- Working data
>> Start

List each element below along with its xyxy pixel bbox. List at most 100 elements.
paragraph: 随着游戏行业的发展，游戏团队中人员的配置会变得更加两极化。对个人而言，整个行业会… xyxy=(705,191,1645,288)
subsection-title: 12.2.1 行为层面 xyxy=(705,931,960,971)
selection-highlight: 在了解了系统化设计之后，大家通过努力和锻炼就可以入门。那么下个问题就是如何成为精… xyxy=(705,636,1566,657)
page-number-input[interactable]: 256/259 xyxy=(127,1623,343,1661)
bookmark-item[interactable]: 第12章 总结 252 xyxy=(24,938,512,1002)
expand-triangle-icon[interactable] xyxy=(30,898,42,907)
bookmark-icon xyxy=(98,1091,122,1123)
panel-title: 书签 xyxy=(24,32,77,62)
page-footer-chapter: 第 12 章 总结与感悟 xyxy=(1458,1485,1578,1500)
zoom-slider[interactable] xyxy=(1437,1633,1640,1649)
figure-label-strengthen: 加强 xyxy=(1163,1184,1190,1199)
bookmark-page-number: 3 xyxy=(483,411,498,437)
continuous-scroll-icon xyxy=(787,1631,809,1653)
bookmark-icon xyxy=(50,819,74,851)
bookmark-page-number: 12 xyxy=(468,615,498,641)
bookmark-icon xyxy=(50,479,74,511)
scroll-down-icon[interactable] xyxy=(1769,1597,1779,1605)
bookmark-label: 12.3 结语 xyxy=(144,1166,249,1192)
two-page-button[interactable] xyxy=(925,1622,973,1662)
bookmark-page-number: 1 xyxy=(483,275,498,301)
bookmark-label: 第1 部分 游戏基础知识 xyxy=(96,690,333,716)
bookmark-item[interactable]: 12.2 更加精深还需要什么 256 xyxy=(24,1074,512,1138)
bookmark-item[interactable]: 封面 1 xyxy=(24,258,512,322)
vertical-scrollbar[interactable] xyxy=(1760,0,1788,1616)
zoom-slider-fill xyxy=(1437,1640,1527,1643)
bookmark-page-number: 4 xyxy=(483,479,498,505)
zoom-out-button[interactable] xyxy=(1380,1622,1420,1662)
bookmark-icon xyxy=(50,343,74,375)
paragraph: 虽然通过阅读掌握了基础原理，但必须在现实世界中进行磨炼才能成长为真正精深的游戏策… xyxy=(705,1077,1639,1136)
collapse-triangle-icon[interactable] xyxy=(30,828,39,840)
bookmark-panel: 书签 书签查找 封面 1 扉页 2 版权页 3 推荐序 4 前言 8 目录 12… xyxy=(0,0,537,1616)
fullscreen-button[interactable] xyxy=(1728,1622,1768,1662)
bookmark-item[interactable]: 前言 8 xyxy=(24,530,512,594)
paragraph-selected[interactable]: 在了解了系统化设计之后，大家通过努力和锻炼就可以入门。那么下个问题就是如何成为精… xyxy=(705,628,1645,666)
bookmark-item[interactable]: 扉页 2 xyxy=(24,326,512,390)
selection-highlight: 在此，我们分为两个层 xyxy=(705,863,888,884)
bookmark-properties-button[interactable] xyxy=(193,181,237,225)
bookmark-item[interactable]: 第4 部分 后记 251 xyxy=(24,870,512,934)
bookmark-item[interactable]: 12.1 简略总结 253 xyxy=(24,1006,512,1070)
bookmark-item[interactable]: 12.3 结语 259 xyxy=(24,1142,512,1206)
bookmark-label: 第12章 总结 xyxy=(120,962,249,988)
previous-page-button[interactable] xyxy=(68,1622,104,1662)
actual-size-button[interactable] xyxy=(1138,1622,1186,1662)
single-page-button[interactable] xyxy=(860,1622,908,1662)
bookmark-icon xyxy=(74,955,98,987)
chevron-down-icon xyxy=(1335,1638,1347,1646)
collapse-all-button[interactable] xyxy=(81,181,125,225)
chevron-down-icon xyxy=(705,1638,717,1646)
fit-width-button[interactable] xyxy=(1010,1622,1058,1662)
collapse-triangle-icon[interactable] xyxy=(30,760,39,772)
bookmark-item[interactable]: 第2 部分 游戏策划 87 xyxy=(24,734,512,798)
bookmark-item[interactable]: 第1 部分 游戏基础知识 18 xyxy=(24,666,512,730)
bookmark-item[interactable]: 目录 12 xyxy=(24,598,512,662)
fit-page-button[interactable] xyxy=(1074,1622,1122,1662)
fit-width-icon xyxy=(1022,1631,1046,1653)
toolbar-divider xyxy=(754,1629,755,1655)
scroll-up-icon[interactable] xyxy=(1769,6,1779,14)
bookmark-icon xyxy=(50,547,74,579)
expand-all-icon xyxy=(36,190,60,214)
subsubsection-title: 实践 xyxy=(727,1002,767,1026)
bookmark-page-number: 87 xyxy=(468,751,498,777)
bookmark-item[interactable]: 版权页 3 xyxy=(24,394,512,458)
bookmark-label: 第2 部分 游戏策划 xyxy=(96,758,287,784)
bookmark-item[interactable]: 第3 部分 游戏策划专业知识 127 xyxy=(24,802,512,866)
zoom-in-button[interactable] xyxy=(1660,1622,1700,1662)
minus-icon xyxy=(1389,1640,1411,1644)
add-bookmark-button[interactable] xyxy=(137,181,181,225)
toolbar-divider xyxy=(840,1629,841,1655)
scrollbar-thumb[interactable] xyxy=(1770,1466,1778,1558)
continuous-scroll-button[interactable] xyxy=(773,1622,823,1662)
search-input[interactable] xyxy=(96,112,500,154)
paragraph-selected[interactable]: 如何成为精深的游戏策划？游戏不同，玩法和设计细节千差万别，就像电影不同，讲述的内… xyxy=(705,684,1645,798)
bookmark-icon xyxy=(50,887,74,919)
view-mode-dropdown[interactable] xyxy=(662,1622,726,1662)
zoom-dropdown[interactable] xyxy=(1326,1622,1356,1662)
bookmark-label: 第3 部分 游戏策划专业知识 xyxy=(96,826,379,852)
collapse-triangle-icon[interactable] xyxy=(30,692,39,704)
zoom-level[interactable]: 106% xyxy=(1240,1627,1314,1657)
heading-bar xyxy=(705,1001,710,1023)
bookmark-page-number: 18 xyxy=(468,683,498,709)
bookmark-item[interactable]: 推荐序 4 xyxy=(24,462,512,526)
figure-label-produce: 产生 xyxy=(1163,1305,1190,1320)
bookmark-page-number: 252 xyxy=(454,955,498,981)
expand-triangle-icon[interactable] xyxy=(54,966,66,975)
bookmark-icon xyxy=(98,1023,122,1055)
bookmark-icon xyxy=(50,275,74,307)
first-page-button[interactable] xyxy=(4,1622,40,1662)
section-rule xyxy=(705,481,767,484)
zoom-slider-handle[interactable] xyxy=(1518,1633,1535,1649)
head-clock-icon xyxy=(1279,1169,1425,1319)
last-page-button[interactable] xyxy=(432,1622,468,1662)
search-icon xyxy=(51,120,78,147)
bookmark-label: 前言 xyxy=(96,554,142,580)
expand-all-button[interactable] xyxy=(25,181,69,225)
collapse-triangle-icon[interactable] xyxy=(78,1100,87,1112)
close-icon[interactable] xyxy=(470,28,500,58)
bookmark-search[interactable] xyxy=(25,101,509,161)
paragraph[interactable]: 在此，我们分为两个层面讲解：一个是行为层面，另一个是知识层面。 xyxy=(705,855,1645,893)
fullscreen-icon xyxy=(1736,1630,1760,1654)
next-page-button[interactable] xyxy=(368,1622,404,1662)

>> End

- Problem to work on
Reproduce the whole listing above word for word, with every line unchanged.

- Problem solution
List each element below along with its xyxy pixel bbox. List at most 100 elements.
paragraph: 随着游戏行业的发展，游戏团队中人员的配置会变得更加两极化。对个人而言，整个行业会… xyxy=(705,191,1645,288)
subsection-title: 12.2.1 行为层面 xyxy=(705,931,960,971)
selection-highlight: 在了解了系统化设计之后，大家通过努力和锻炼就可以入门。那么下个问题就是如何成为精… xyxy=(705,636,1566,657)
page-number-input[interactable]: 256/259 xyxy=(127,1623,343,1661)
bookmark-item[interactable]: 第12章 总结 252 xyxy=(24,938,512,1002)
expand-triangle-icon[interactable] xyxy=(30,898,42,907)
bookmark-icon xyxy=(98,1091,122,1123)
panel-title: 书签 xyxy=(24,32,77,62)
page-footer-chapter: 第 12 章 总结与感悟 xyxy=(1458,1485,1578,1500)
zoom-slider[interactable] xyxy=(1437,1633,1640,1649)
figure-label-strengthen: 加强 xyxy=(1163,1184,1190,1199)
bookmark-page-number: 3 xyxy=(483,411,498,437)
continuous-scroll-icon xyxy=(787,1631,809,1653)
bookmark-icon xyxy=(50,819,74,851)
bookmark-page-number: 12 xyxy=(468,615,498,641)
bookmark-icon xyxy=(50,479,74,511)
scroll-down-icon[interactable] xyxy=(1769,1597,1779,1605)
bookmark-label: 12.3 结语 xyxy=(144,1166,249,1192)
two-page-button[interactable] xyxy=(925,1622,973,1662)
bookmark-page-number: 1 xyxy=(483,275,498,301)
bookmark-label: 第1 部分 游戏基础知识 xyxy=(96,690,333,716)
bookmark-item[interactable]: 12.2 更加精深还需要什么 256 xyxy=(24,1074,512,1138)
bookmark-item[interactable]: 封面 1 xyxy=(24,258,512,322)
vertical-scrollbar[interactable] xyxy=(1760,0,1788,1616)
zoom-slider-fill xyxy=(1437,1640,1527,1643)
bookmark-page-number: 4 xyxy=(483,479,498,505)
zoom-out-button[interactable] xyxy=(1380,1622,1420,1662)
bookmark-icon xyxy=(50,343,74,375)
paragraph: 虽然通过阅读掌握了基础原理，但必须在现实世界中进行磨炼才能成长为真正精深的游戏策… xyxy=(705,1077,1639,1136)
collapse-triangle-icon[interactable] xyxy=(30,828,39,840)
bookmark-panel: 书签 书签查找 封面 1 扉页 2 版权页 3 推荐序 4 前言 8 目录 12… xyxy=(0,0,537,1616)
fullscreen-button[interactable] xyxy=(1728,1622,1768,1662)
bookmark-item[interactable]: 前言 8 xyxy=(24,530,512,594)
paragraph-selected[interactable]: 在了解了系统化设计之后，大家通过努力和锻炼就可以入门。那么下个问题就是如何成为精… xyxy=(705,628,1645,666)
bookmark-item[interactable]: 扉页 2 xyxy=(24,326,512,390)
selection-highlight: 在此，我们分为两个层 xyxy=(705,863,888,884)
bookmark-properties-button[interactable] xyxy=(193,181,237,225)
bookmark-item[interactable]: 第4 部分 后记 251 xyxy=(24,870,512,934)
bookmark-item[interactable]: 12.1 简略总结 253 xyxy=(24,1006,512,1070)
bookmark-item[interactable]: 12.3 结语 259 xyxy=(24,1142,512,1206)
bookmark-label: 第12章 总结 xyxy=(120,962,249,988)
previous-page-button[interactable] xyxy=(68,1622,104,1662)
actual-size-button[interactable] xyxy=(1138,1622,1186,1662)
single-page-button[interactable] xyxy=(860,1622,908,1662)
bookmark-icon xyxy=(74,955,98,987)
chevron-down-icon xyxy=(1335,1638,1347,1646)
collapse-all-button[interactable] xyxy=(81,181,125,225)
chevron-down-icon xyxy=(705,1638,717,1646)
fit-width-button[interactable] xyxy=(1010,1622,1058,1662)
collapse-triangle-icon[interactable] xyxy=(30,760,39,772)
bookmark-item[interactable]: 第2 部分 游戏策划 87 xyxy=(24,734,512,798)
bookmark-item[interactable]: 第1 部分 游戏基础知识 18 xyxy=(24,666,512,730)
bookmark-item[interactable]: 目录 12 xyxy=(24,598,512,662)
fit-page-button[interactable] xyxy=(1074,1622,1122,1662)
fit-width-icon xyxy=(1022,1631,1046,1653)
toolbar-divider xyxy=(754,1629,755,1655)
scroll-up-icon[interactable] xyxy=(1769,6,1779,14)
bookmark-icon xyxy=(50,547,74,579)
expand-all-icon xyxy=(36,190,60,214)
subsubsection-title: 实践 xyxy=(727,1002,767,1026)
bookmark-page-number: 87 xyxy=(468,751,498,777)
bookmark-item[interactable]: 版权页 3 xyxy=(24,394,512,458)
bookmark-label: 第2 部分 游戏策划 xyxy=(96,758,287,784)
bookmark-item[interactable]: 第3 部分 游戏策划专业知识 127 xyxy=(24,802,512,866)
zoom-in-button[interactable] xyxy=(1660,1622,1700,1662)
minus-icon xyxy=(1389,1640,1411,1644)
add-bookmark-button[interactable] xyxy=(137,181,181,225)
toolbar-divider xyxy=(840,1629,841,1655)
scrollbar-thumb[interactable] xyxy=(1770,1466,1778,1558)
continuous-scroll-button[interactable] xyxy=(773,1622,823,1662)
search-input[interactable] xyxy=(96,112,500,154)
paragraph-selected[interactable]: 如何成为精深的游戏策划？游戏不同，玩法和设计细节千差万别，就像电影不同，讲述的内… xyxy=(705,684,1645,798)
bookmark-icon xyxy=(50,887,74,919)
view-mode-dropdown[interactable] xyxy=(662,1622,726,1662)
zoom-dropdown[interactable] xyxy=(1326,1622,1356,1662)
bookmark-label: 第3 部分 游戏策划专业知识 xyxy=(96,826,379,852)
collapse-triangle-icon[interactable] xyxy=(30,692,39,704)
zoom-level[interactable]: 106% xyxy=(1240,1627,1314,1657)
heading-bar xyxy=(705,1001,710,1023)
bookmark-page-number: 18 xyxy=(468,683,498,709)
bookmark-item[interactable]: 推荐序 4 xyxy=(24,462,512,526)
figure-label-produce: 产生 xyxy=(1163,1305,1190,1320)
bookmark-page-number: 252 xyxy=(454,955,498,981)
expand-triangle-icon[interactable] xyxy=(54,966,66,975)
bookmark-icon xyxy=(98,1023,122,1055)
bookmark-icon xyxy=(50,275,74,307)
first-page-button[interactable] xyxy=(4,1622,40,1662)
section-rule xyxy=(705,481,767,484)
zoom-slider-handle[interactable] xyxy=(1518,1633,1535,1649)
head-clock-icon xyxy=(1279,1169,1425,1319)
last-page-button[interactable] xyxy=(432,1622,468,1662)
search-icon xyxy=(51,120,78,147)
bookmark-label: 前言 xyxy=(96,554,142,580)
expand-all-button[interactable] xyxy=(25,181,69,225)
collapse-triangle-icon[interactable] xyxy=(78,1100,87,1112)
close-icon[interactable] xyxy=(470,28,500,58)
bookmark-search[interactable] xyxy=(25,101,509,161)
paragraph[interactable]: 在此，我们分为两个层面讲解：一个是行为层面，另一个是知识层面。 xyxy=(705,855,1645,893)
fullscreen-icon xyxy=(1736,1630,1760,1654)
next-page-button[interactable] xyxy=(368,1622,404,1662)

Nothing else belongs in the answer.